--- Start ---

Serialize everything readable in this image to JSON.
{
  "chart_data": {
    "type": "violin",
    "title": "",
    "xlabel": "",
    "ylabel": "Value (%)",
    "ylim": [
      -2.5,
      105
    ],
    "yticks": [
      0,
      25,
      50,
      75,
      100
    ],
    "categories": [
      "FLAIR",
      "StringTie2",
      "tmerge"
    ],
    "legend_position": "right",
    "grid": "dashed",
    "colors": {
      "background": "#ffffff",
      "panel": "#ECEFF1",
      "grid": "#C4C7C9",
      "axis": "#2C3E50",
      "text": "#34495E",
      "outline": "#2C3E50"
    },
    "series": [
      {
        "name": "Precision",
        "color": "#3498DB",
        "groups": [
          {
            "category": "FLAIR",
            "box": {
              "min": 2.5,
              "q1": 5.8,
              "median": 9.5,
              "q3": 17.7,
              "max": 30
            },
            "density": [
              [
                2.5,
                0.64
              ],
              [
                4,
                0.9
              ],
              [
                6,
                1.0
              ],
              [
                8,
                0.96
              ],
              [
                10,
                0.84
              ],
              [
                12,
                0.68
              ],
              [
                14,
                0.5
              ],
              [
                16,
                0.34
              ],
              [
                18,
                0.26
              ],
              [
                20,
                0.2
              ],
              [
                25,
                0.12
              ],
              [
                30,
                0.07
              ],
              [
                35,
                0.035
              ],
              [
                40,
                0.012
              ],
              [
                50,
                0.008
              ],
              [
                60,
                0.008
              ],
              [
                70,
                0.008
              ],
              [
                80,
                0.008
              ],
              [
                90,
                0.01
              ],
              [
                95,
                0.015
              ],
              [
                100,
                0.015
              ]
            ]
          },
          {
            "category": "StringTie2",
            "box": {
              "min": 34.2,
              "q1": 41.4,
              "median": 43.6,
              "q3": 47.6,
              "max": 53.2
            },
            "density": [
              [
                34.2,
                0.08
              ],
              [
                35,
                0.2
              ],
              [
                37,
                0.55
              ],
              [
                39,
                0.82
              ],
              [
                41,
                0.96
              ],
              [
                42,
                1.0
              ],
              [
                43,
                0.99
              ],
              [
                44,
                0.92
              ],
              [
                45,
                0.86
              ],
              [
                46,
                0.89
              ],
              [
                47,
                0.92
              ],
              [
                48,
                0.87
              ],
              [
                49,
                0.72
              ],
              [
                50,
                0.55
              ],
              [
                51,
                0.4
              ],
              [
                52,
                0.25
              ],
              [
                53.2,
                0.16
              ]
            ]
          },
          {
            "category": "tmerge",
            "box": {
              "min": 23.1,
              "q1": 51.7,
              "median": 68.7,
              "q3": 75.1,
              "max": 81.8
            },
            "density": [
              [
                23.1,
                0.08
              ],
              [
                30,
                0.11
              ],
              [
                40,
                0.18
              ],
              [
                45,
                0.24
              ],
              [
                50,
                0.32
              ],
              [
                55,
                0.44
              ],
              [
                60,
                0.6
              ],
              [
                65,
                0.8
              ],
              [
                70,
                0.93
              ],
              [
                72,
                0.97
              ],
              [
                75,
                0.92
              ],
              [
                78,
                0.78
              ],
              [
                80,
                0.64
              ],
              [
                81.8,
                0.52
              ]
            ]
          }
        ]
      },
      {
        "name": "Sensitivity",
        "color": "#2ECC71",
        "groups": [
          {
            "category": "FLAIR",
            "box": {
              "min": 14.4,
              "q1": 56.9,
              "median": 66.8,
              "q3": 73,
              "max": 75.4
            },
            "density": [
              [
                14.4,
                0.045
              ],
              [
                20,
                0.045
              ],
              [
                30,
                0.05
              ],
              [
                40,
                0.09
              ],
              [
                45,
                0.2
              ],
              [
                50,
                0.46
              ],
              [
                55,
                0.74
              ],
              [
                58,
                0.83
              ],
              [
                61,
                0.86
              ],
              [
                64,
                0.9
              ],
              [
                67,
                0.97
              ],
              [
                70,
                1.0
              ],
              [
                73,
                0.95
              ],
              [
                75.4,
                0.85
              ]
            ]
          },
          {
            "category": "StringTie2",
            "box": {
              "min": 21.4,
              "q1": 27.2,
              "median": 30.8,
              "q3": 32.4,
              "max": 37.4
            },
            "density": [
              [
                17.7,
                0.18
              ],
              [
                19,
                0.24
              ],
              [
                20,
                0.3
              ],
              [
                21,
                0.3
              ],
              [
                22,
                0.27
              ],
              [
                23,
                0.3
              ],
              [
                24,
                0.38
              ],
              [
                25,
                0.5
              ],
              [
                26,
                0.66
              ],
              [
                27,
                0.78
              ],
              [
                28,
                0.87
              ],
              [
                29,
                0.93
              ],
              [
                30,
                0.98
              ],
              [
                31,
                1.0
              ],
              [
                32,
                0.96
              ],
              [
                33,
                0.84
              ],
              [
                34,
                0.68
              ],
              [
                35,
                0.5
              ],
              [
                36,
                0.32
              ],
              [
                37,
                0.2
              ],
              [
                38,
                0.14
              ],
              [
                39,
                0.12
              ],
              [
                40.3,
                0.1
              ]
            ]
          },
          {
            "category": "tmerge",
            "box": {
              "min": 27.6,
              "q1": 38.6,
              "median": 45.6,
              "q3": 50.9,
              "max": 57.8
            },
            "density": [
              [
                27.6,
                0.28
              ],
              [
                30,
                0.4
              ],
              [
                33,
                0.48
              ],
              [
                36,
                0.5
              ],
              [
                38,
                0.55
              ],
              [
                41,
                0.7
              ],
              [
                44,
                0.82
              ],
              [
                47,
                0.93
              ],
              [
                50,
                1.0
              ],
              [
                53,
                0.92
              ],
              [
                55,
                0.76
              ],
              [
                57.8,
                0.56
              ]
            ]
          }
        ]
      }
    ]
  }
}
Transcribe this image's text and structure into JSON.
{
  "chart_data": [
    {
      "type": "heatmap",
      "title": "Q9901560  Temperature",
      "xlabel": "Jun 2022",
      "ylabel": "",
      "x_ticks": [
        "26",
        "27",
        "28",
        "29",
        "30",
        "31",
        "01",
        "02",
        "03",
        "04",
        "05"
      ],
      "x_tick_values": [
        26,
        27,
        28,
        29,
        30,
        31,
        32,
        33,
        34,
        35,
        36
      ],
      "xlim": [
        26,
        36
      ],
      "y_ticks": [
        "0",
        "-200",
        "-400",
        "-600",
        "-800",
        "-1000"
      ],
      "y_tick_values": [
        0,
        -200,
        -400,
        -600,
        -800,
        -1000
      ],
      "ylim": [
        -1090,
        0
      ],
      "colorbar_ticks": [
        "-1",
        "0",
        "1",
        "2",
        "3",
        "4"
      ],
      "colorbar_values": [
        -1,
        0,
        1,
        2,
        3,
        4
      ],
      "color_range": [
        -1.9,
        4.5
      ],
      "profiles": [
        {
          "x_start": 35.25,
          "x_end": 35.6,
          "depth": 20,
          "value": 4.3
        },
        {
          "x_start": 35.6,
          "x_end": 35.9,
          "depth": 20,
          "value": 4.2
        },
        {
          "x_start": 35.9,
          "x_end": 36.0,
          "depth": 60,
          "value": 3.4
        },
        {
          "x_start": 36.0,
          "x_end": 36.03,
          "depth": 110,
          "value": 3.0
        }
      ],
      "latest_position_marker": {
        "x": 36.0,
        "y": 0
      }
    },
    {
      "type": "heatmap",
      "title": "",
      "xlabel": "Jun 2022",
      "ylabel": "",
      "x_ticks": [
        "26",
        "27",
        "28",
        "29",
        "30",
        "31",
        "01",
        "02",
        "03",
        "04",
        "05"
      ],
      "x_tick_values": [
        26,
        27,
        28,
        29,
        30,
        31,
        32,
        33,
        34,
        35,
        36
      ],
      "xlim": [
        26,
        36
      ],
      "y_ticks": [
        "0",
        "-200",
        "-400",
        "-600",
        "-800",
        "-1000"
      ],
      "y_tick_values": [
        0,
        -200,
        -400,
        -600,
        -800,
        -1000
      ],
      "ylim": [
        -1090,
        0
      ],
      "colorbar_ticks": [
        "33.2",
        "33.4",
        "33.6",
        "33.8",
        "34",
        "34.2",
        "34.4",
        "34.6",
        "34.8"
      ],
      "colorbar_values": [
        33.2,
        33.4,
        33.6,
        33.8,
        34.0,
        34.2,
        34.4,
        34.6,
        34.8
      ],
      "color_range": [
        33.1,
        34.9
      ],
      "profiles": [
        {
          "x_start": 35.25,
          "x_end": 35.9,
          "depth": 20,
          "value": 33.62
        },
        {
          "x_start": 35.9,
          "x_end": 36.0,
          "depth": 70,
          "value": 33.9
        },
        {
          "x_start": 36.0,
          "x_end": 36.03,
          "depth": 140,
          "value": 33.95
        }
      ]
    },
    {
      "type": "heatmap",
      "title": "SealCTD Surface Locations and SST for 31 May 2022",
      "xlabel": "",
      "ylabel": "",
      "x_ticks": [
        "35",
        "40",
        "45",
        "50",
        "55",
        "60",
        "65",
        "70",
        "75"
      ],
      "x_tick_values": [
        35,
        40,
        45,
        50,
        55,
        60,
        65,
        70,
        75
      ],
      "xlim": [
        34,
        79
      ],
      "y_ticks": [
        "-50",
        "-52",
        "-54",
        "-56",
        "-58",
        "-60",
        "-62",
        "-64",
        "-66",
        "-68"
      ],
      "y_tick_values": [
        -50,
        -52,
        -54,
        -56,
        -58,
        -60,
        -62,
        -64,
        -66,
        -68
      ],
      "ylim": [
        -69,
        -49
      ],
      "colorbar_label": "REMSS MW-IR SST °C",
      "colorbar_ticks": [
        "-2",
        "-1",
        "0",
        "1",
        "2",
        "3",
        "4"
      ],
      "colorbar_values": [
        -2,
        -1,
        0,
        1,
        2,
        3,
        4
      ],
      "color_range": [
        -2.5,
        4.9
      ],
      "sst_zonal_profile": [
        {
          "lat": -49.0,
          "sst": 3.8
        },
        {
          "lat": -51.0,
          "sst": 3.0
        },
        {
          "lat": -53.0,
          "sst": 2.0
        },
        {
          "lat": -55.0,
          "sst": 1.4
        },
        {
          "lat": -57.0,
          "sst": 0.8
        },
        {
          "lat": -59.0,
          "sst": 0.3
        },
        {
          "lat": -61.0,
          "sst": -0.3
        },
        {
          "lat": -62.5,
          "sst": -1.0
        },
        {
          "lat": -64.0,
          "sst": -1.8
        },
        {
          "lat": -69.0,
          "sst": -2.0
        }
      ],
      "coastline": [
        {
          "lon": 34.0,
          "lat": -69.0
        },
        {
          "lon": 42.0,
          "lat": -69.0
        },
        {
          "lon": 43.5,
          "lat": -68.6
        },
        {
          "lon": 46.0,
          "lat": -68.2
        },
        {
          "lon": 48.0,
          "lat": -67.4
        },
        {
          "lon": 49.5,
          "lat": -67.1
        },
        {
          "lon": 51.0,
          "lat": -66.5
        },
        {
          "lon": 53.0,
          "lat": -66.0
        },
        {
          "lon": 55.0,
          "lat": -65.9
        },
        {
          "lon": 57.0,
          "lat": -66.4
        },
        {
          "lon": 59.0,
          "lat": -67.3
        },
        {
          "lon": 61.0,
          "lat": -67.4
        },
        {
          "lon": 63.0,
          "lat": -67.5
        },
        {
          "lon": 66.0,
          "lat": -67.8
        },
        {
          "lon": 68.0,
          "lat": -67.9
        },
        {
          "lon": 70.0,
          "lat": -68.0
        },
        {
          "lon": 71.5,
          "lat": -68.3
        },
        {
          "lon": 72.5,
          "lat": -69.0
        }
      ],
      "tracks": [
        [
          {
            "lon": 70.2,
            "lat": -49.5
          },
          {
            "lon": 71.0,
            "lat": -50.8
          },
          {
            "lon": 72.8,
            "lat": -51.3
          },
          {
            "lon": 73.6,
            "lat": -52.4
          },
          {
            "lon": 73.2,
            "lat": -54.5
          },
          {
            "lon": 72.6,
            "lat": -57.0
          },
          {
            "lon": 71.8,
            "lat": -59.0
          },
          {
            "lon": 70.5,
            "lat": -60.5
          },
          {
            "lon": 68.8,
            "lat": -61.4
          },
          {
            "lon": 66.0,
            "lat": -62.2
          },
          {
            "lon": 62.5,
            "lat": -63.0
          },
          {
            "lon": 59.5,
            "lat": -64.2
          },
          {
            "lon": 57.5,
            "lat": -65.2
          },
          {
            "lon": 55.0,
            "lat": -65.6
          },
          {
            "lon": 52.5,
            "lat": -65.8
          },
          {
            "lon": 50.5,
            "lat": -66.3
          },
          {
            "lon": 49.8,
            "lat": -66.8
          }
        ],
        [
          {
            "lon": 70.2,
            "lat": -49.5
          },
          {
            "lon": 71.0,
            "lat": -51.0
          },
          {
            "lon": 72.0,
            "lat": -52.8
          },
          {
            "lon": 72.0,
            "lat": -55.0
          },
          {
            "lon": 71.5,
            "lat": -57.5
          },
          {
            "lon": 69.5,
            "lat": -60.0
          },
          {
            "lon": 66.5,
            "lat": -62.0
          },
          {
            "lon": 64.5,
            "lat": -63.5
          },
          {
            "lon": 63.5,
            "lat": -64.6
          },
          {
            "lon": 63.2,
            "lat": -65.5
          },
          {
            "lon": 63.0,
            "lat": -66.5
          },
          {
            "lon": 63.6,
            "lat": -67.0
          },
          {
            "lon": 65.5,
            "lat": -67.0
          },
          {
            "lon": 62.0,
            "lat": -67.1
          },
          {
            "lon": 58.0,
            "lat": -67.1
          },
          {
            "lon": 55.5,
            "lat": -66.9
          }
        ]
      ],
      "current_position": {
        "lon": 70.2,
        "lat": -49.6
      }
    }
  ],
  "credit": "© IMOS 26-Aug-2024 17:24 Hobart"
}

--- End ---

WHAT IS BEING ASKED:
Each line above that includes "title" should be shown.

EXERCISE RESULT:
    "title": "",
      "title": "Q9901560  Temperature",
      "title": "",
      "title": "SealCTD Surface Locations and SST for 31 May 2022",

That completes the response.